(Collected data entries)

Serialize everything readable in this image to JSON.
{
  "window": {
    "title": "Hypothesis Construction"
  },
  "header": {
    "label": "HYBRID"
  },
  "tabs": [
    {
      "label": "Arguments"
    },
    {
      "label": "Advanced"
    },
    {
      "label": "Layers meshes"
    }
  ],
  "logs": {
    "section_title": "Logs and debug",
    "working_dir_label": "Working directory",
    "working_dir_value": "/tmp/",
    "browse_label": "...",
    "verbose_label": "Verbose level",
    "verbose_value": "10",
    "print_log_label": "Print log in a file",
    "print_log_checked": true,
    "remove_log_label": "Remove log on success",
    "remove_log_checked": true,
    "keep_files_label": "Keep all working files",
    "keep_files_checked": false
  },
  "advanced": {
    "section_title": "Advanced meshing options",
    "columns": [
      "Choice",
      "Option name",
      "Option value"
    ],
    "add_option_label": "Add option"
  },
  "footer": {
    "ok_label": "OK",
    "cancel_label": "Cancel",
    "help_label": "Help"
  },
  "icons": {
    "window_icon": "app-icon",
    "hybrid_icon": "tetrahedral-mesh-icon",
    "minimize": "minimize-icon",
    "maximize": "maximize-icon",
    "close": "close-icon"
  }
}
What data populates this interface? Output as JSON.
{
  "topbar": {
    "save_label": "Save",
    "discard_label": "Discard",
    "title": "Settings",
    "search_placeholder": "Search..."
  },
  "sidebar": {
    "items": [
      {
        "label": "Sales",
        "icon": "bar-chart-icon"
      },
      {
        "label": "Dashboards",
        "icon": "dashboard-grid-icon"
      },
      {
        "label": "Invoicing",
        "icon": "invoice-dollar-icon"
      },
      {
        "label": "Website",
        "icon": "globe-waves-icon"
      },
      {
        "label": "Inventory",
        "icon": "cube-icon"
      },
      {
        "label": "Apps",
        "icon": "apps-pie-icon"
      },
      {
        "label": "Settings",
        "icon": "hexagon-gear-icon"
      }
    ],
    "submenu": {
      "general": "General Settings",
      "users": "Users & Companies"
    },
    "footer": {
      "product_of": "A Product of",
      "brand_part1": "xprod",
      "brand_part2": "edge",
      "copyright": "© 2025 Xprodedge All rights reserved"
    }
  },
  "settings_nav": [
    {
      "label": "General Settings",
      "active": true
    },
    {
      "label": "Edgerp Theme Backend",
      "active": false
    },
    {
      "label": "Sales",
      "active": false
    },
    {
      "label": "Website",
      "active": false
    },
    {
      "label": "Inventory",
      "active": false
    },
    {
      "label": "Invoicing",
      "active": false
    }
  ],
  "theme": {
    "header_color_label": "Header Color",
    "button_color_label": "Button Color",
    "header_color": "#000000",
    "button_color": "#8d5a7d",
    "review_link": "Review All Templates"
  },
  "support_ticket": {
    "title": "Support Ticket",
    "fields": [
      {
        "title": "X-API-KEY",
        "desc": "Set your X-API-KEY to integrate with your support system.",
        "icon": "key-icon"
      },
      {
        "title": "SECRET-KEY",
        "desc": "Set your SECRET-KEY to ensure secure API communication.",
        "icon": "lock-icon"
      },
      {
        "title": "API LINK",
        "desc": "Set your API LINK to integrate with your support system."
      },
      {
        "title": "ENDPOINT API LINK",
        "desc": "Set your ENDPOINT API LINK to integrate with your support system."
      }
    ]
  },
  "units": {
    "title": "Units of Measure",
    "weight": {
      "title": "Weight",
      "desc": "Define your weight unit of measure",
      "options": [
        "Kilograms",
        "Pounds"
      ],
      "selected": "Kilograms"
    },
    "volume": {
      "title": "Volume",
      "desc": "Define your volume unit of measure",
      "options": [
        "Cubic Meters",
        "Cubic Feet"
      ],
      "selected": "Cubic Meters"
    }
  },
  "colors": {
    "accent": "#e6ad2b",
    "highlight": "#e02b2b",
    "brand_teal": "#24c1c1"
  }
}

▶ [What to produce]: In the entries above, find each line with the word "Cubic" and show it.

▶ [Expected output]:
        "Cubic Meters",
        "Cubic Feet"
      "selected": "Cubic Meters"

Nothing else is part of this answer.